Extract provided ->
^^^^

Re: [DISCUSS] Releasing "fat" and "slim" Flink distributions

Kurt Young Thu, 16 Apr 2020 07:58:16 -0700

I'm not so sure about the web tool solution though. The concern I have for
this approach is the final generated
distribution is kind of non-deterministic. We might generate too many
different combinations when user trying to
package different types of connector, format, and even maybe hadoop
releases.  As far as I can tell, most open
source projects and apache projects will only release some
pre-defined distributions, which most users are already
familiar with, thus hard to change IMO. And I also have went through in
some cases, users will try to re-distribute
the release package, because of the unstable network of apache website from
China. In web tool solution, I don't
think this kind of re-distribution would be possible anymore.


In the meantime, I also have a concern that we will fall back into our trap
again if we try to offer this smart & flexible
solution. Because it needs users to cooperate with such mechanism. It's
exactly the situation what we currently fell
into:
1. We offered a smart solution.
2. We hope users will follow the correct instructions.
3. Everything will work as expected if users followed the right
instructions.

In reality, I suspect not all users will do the second step correctly. And
for new users who only trying to have a quick
experience with Flink, I would bet most users will do it wrong.

So, my proposal would be one of the following 2 options:
1. Provide a slim distribution for advanced product users and provide a
distribution which will have some popular builtin jars.
2. Only provide a distribution which will have some popular builtin jars.

If we are trying to reduce the distributions we released, I would prefer 2
> 1.

Best,
Kurt


On Thu, Apr 16, 2020 at 9:33 PM Till Rohrmann <trohrm...@apache.org> wrote:

> I think what Chesnay and Dawid proposed would be the ideal solution.
> Ideally, we would also have a nice web tool for the website which generates
> the corresponding distribution for download.

^^^^

Extracted entries ->
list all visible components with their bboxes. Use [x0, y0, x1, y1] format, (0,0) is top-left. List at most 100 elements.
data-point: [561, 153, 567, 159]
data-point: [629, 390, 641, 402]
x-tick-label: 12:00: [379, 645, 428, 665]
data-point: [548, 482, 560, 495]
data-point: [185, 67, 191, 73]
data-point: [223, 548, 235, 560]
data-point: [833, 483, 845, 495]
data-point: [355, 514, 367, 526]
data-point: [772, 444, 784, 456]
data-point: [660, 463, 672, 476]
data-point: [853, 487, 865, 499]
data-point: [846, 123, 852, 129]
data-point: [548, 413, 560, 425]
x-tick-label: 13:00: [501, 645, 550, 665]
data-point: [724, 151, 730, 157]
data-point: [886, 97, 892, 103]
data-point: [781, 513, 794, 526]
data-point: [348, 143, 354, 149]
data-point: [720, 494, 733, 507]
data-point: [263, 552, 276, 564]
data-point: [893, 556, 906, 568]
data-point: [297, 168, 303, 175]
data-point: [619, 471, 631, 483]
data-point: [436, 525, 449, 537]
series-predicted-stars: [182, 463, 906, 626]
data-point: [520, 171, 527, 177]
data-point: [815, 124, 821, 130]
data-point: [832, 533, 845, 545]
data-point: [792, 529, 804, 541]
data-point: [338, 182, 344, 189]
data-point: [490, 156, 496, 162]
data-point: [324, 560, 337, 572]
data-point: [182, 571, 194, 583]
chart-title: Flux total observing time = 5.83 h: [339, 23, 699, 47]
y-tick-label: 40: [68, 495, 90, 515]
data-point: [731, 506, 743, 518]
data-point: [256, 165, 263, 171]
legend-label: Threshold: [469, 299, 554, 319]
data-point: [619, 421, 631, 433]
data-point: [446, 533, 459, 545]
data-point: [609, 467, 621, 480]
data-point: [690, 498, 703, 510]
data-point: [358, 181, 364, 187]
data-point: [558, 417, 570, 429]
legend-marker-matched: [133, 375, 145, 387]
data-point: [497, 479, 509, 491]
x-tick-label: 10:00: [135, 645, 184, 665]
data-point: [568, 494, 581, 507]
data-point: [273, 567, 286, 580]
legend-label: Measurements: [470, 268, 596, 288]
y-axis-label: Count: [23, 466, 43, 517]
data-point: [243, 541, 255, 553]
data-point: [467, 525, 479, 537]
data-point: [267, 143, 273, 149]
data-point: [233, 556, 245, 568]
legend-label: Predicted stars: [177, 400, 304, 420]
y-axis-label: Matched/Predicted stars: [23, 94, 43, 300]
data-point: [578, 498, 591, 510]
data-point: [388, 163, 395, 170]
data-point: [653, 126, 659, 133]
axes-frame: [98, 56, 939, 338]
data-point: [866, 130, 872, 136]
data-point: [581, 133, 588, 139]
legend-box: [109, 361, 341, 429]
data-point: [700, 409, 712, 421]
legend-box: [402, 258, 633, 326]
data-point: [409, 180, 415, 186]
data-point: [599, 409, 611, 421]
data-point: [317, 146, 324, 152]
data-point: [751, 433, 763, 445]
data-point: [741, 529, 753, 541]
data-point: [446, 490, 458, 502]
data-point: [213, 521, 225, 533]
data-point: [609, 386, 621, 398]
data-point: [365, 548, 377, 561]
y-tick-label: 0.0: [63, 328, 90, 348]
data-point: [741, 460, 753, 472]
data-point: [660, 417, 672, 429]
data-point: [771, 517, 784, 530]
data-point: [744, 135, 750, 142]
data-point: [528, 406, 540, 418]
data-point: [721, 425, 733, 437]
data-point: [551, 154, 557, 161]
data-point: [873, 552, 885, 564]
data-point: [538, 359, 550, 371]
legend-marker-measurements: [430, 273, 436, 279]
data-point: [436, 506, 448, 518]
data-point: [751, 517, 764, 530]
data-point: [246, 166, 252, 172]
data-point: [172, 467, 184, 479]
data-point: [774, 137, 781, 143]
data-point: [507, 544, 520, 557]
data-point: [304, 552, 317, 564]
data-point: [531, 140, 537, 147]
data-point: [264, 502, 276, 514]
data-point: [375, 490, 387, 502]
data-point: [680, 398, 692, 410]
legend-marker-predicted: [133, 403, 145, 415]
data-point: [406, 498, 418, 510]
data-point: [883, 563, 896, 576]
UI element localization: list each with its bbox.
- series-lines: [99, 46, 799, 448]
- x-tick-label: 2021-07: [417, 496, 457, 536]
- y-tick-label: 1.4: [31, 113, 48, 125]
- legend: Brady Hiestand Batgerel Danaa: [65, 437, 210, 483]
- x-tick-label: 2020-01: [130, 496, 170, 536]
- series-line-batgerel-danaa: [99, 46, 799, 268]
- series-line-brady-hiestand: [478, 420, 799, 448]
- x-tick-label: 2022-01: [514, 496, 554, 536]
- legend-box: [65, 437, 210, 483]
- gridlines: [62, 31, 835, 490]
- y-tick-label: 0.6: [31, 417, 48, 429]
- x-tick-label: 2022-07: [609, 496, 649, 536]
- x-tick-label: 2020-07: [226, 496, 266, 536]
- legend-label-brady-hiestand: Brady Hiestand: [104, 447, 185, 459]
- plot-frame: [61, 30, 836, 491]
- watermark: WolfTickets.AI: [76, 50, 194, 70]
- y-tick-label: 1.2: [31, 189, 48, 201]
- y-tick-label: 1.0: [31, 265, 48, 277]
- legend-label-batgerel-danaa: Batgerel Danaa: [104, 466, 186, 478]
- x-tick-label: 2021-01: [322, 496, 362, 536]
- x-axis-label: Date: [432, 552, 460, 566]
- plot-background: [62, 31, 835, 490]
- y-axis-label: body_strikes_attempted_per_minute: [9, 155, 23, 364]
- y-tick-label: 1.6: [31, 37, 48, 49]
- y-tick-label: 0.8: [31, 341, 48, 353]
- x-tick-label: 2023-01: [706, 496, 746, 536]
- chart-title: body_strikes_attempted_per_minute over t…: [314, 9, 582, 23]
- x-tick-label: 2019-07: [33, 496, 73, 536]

^^^^

What this exercise asks ->
1) According to the post, why do some users try to re-distribute the release package?
2) Repeat the part of the post that begins at the words "On Thu, Apr" and stops after "distribution for download.".
The rows come from a separate source, not from the post.

Responses per task ->
1) The network of the Apache website is unstable from China.

2)
On Thu, Apr 16, 2020 at 9:33 PM Till Rohrmann <trohrm...@apache.org> wrote:

> I think what Chesnay and Dawid proposed would be the ideal solution.
> Ideally, we would also have a nice web tool for the website which generates
> the corresponding distribution for download.